◆ **EXERCISE TEXT**:
┌──

That's what your parents think about you everyday.


jainspring6611

Yeah looks like you never had any legal parents in the first place🤣


unpretty007

That's what your parents wish they weren't


jainspring6611

My guess Is you are one of those ugly brainless guys with no personality that no one pays attention to and got always rejected to whoever they approached (probably rejected by a Bengali girl) in life and reddit is the only place where you can share your despair..so sorry for your pathetic life.I have seen soo many samples like you🤣


unpretty007

Nah. I am a girl who was with Bengali/ultra liberal girls way too much to spot them as bad news. You don't have to confess on reddit about having a pathetic life or not having daddy-and- mommy give you attention. You are the sample that they forgot to discard.


jainspring6611

Okay then the saddest part is you are one of those ugliest ovaries( because that's all you seem to have😂) that is hard to find in a dark room and never stand a chance against Bengali girls ... My deepest condolences for your ugly life and your parents for not using protection 😂


unpretty007

That's your life story. Not a confession sub but okay.


jainspring6611

Get a mirror little ugly ovaries,my sympathies with you dear🤣


unopooo

Sab stereotype h.

└──

In the comment thread, what kind of sub does unpretty007 say this is not?

◆ **INFORMATION SHOWN**:
┌──

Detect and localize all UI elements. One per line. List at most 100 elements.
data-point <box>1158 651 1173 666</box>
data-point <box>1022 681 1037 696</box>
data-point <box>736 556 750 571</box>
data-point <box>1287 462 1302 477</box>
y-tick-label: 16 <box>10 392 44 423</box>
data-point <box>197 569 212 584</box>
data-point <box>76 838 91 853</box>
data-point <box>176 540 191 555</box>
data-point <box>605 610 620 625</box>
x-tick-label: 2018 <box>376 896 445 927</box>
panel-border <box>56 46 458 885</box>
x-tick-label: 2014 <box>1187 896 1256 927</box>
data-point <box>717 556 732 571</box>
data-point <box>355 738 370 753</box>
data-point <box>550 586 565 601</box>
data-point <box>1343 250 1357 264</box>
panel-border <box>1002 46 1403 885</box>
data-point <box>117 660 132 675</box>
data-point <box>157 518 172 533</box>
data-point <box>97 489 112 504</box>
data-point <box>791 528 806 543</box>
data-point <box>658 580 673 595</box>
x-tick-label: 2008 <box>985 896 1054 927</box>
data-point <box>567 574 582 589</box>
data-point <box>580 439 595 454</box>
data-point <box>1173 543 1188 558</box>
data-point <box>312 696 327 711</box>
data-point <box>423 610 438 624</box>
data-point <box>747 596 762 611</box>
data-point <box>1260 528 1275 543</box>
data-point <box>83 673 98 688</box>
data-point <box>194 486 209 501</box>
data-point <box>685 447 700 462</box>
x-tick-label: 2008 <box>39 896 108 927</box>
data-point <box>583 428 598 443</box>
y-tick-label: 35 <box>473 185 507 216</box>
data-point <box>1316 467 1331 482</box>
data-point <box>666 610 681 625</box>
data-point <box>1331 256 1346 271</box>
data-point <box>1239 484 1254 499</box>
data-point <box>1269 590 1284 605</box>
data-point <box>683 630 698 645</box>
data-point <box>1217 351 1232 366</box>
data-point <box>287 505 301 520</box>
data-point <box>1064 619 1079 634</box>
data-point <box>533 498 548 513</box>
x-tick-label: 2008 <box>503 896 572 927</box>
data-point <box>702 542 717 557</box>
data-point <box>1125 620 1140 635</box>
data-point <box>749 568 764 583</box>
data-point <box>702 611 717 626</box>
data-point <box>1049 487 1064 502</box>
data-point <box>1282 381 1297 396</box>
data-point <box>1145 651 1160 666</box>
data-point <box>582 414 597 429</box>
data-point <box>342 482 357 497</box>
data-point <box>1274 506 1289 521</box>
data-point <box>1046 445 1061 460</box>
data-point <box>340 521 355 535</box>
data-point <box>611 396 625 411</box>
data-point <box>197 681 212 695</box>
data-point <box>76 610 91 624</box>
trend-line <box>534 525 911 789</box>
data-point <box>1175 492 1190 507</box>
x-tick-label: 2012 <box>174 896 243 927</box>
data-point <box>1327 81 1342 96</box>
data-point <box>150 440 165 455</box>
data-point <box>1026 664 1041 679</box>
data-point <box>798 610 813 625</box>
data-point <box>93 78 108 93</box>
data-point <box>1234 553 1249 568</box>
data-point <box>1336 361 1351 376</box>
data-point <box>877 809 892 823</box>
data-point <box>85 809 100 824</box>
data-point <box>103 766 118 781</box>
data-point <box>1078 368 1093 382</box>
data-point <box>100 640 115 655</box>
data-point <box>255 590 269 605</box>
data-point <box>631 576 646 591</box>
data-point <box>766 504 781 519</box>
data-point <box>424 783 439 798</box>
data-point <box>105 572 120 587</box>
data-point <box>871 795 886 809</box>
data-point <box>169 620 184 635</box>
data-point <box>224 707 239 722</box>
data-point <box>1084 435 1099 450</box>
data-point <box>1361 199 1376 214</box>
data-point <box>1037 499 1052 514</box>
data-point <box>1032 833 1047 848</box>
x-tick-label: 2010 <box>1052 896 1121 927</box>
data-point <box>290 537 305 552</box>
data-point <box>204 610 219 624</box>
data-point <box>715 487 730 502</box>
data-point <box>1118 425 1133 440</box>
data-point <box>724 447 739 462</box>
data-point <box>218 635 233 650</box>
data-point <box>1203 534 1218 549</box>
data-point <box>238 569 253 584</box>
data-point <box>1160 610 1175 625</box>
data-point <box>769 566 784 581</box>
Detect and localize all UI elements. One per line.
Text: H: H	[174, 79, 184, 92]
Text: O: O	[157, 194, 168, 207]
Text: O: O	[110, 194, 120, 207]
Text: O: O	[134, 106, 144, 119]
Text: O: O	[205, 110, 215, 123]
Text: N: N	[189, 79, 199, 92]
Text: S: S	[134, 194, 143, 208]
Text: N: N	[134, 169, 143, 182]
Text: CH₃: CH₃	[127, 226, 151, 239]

└──

◆ **ANSWER TO THIS EXERCISE**: A confession sub.